WHAT IS EXPECTED:
Give the number of lines that contain the string "Solana", please, and nothing else.

— START INPUT RECORDS —

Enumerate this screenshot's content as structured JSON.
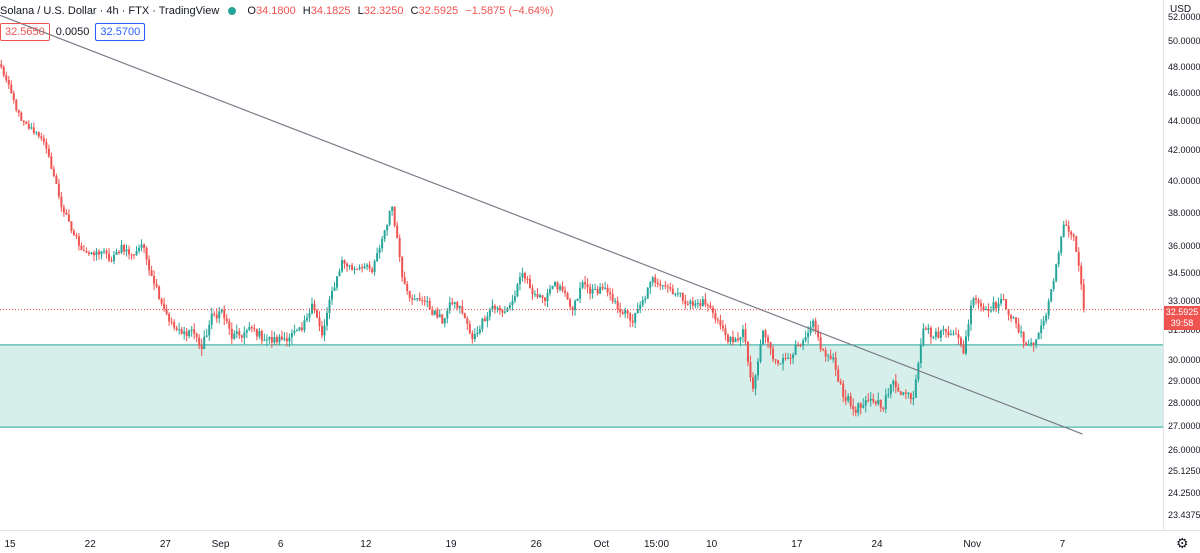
{
  "header": {
    "symbol": "Solana / U.S. Dollar · 4h · FTX · TradingView",
    "open_label": "O",
    "open": "34.1800",
    "high_label": "H",
    "high": "34.1825",
    "low_label": "L",
    "low": "32.3250",
    "close_label": "C",
    "close": "32.5925",
    "change": "−1.5875 (−4.64%)"
  },
  "quote": {
    "bid": "32.5650",
    "spread": "0.0050",
    "ask": "32.5700"
  },
  "axis": {
    "currency": "USD",
    "y_ticks": [
      "52.0000",
      "50.0000",
      "48.0000",
      "46.0000",
      "44.0000",
      "42.0000",
      "40.0000",
      "38.0000",
      "36.0000",
      "34.5000",
      "33.0000",
      "31.5000",
      "30.0000",
      "29.0000",
      "28.0000",
      "27.0000",
      "26.0000",
      "25.1250",
      "24.2500",
      "23.4375"
    ],
    "x_ticks": [
      "15",
      "22",
      "27",
      "Sep",
      "6",
      "12",
      "19",
      "26",
      "Oct",
      "15:00",
      "10",
      "17",
      "24",
      "Nov",
      "7"
    ],
    "last_price": "32.5925",
    "countdown": "39:58"
  },
  "colors": {
    "up": "#26a69a",
    "down": "#ef5350",
    "trendline": "#787b86",
    "zone_fill": "#d6efea",
    "zone_border": "#26a69a"
  },
  "chart_data": {
    "type": "candlestick",
    "title": "Solana / U.S. Dollar · 4h · FTX",
    "y_scale": "log",
    "ylim": [
      22.9,
      53.5
    ],
    "series": [
      {
        "name": "SOL/USD",
        "close_path": [
          [
            0,
            48.0
          ],
          [
            4,
            46.0
          ],
          [
            8,
            44.0
          ],
          [
            12,
            43.5
          ],
          [
            16,
            43.0
          ],
          [
            20,
            41.0
          ],
          [
            24,
            38.5
          ],
          [
            28,
            37.0
          ],
          [
            32,
            36.0
          ],
          [
            36,
            35.5
          ],
          [
            40,
            35.8
          ],
          [
            44,
            35.2
          ],
          [
            48,
            36.1
          ],
          [
            52,
            35.5
          ],
          [
            56,
            36.2
          ],
          [
            60,
            34.5
          ],
          [
            64,
            33.0
          ],
          [
            68,
            31.8
          ],
          [
            72,
            31.3
          ],
          [
            76,
            31.6
          ],
          [
            80,
            30.6
          ],
          [
            84,
            32.2
          ],
          [
            88,
            32.5
          ],
          [
            92,
            31.2
          ],
          [
            96,
            31.3
          ],
          [
            100,
            31.6
          ],
          [
            104,
            31.2
          ],
          [
            108,
            31.0
          ],
          [
            112,
            31.1
          ],
          [
            116,
            31.3
          ],
          [
            120,
            31.5
          ],
          [
            124,
            33.0
          ],
          [
            128,
            31.2
          ],
          [
            132,
            33.5
          ],
          [
            136,
            35.2
          ],
          [
            140,
            34.8
          ],
          [
            144,
            35.0
          ],
          [
            148,
            34.6
          ],
          [
            152,
            36.5
          ],
          [
            156,
            38.5
          ],
          [
            160,
            34.5
          ],
          [
            164,
            33.0
          ],
          [
            168,
            33.2
          ],
          [
            172,
            32.5
          ],
          [
            176,
            32.0
          ],
          [
            180,
            33.0
          ],
          [
            184,
            32.5
          ],
          [
            188,
            31.0
          ],
          [
            192,
            32.0
          ],
          [
            196,
            32.8
          ],
          [
            200,
            32.4
          ],
          [
            204,
            33.0
          ],
          [
            208,
            34.5
          ],
          [
            212,
            33.6
          ],
          [
            216,
            33.0
          ],
          [
            220,
            34.0
          ],
          [
            224,
            33.5
          ],
          [
            228,
            32.5
          ],
          [
            232,
            34.0
          ],
          [
            236,
            33.5
          ],
          [
            240,
            33.8
          ],
          [
            244,
            33.0
          ],
          [
            248,
            32.5
          ],
          [
            252,
            32.0
          ],
          [
            256,
            33.0
          ],
          [
            260,
            34.2
          ],
          [
            264,
            34.0
          ],
          [
            268,
            33.6
          ],
          [
            272,
            33.2
          ],
          [
            276,
            32.8
          ],
          [
            280,
            33.0
          ],
          [
            284,
            32.5
          ],
          [
            288,
            31.5
          ],
          [
            292,
            30.8
          ],
          [
            296,
            31.5
          ],
          [
            300,
            28.5
          ],
          [
            304,
            31.5
          ],
          [
            308,
            30.2
          ],
          [
            312,
            30.0
          ],
          [
            316,
            30.5
          ],
          [
            320,
            30.8
          ],
          [
            324,
            31.8
          ],
          [
            328,
            30.4
          ],
          [
            332,
            30.0
          ],
          [
            336,
            28.5
          ],
          [
            340,
            27.8
          ],
          [
            344,
            27.9
          ],
          [
            348,
            28.2
          ],
          [
            352,
            28.0
          ],
          [
            356,
            29.0
          ],
          [
            360,
            28.5
          ],
          [
            364,
            28.4
          ],
          [
            368,
            31.8
          ],
          [
            372,
            31.2
          ],
          [
            376,
            31.5
          ],
          [
            380,
            31.5
          ],
          [
            384,
            30.5
          ],
          [
            388,
            33.4
          ],
          [
            392,
            32.6
          ],
          [
            396,
            32.8
          ],
          [
            400,
            33.0
          ],
          [
            404,
            32.0
          ],
          [
            408,
            31.0
          ],
          [
            412,
            30.8
          ],
          [
            416,
            32.0
          ],
          [
            420,
            34.0
          ],
          [
            424,
            37.5
          ],
          [
            428,
            36.5
          ],
          [
            430,
            35.0
          ],
          [
            432,
            32.59
          ]
        ]
      }
    ],
    "horizontal_zone": {
      "from": 27.0,
      "to": 30.8
    },
    "trendline": {
      "from": {
        "t": 0,
        "price": 52.2
      },
      "to": {
        "t": 432,
        "price": 26.7
      }
    },
    "last_price_line": 32.59
  }
}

— END INPUT RECORDS —

EXERCISE RESULT:
2